Collection entries
START

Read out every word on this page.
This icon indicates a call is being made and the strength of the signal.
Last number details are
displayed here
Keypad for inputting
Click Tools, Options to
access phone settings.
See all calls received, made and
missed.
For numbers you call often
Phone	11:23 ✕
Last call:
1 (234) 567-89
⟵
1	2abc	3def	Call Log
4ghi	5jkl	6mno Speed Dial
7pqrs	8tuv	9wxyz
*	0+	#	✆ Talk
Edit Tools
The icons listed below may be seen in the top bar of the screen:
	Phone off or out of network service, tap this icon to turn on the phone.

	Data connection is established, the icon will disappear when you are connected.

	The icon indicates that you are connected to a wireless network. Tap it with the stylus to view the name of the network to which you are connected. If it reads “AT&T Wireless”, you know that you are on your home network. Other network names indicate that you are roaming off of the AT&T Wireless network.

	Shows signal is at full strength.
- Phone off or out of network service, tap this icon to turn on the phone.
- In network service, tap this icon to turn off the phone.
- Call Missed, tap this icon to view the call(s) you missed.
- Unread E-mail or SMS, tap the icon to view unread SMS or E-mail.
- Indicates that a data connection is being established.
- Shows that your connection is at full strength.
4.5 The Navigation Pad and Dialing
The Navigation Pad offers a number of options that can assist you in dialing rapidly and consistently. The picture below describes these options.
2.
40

END

Task directions:
Extract the complete listing verbatim.

Exercise answer:
Read out every word on this page.
This icon indicates a call is being made and the strength of the signal.
Last number details are
displayed here
Keypad for inputting
Click Tools, Options to
access phone settings.
See all calls received, made and
missed.
For numbers you call often
Phone	11:23 ✕
Last call:
1 (234) 567-89
⟵
1	2abc	3def	Call Log
4ghi	5jkl	6mno Speed Dial
7pqrs	8tuv	9wxyz
*	0+	#	✆ Talk
Edit Tools
The icons listed below may be seen in the top bar of the screen:
	Phone off or out of network service, tap this icon to turn on the phone.

	Data connection is established, the icon will disappear when you are connected.

	The icon indicates that you are connected to a wireless network. Tap it with the stylus to view the name of the network to which you are connected. If it reads “AT&T Wireless”, you know that you are on your home network. Other network names indicate that you are roaming off of the AT&T Wireless network.

	Shows signal is at full strength.
- Phone off or out of network service, tap this icon to turn on the phone.
- In network service, tap this icon to turn off the phone.
- Call Missed, tap this icon to view the call(s) you missed.
- Unread E-mail or SMS, tap the icon to view unread SMS or E-mail.
- Indicates that a data connection is being established.
- Shows that your connection is at full strength.
4.5 The Navigation Pad and Dialing
The Navigation Pad offers a number of options that can assist you in dialing rapidly and consistently. The picture below describes these options.
2.
40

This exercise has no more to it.